> Exercise aim
Search the material for "true" and show all lines that contain it.

> Data
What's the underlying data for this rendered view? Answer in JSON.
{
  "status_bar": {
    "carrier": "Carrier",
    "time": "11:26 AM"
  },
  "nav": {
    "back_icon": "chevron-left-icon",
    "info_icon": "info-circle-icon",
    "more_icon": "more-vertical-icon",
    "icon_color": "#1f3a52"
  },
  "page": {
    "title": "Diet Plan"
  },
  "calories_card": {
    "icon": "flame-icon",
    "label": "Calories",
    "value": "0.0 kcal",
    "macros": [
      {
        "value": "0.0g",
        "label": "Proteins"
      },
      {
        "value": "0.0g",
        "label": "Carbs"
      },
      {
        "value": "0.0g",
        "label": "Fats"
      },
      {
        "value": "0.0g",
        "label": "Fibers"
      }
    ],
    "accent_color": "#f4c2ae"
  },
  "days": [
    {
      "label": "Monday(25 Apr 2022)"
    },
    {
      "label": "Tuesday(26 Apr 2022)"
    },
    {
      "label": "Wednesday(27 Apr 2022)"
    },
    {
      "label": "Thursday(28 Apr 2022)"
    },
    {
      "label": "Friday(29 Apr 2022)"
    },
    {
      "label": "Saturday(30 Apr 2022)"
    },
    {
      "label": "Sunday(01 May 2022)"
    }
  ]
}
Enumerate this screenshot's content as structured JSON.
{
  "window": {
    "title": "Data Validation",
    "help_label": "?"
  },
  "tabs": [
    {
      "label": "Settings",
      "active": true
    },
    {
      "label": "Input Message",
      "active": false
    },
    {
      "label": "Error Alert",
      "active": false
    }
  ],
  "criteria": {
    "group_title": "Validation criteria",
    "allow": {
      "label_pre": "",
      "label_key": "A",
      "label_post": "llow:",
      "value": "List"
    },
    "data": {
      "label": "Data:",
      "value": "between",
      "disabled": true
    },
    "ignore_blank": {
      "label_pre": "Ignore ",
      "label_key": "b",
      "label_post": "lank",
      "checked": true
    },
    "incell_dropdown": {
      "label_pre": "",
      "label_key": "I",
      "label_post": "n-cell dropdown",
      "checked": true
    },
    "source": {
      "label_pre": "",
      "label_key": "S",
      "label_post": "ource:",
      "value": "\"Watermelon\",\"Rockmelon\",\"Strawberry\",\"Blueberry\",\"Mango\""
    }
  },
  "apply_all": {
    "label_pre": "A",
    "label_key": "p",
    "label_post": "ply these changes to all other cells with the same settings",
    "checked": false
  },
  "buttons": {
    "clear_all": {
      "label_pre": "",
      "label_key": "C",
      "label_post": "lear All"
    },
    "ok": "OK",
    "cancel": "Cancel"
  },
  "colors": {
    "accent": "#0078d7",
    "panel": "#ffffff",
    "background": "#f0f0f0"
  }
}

> Solution to the exercise
      "active": true
      "disabled": true
      "checked": true
      "checked": true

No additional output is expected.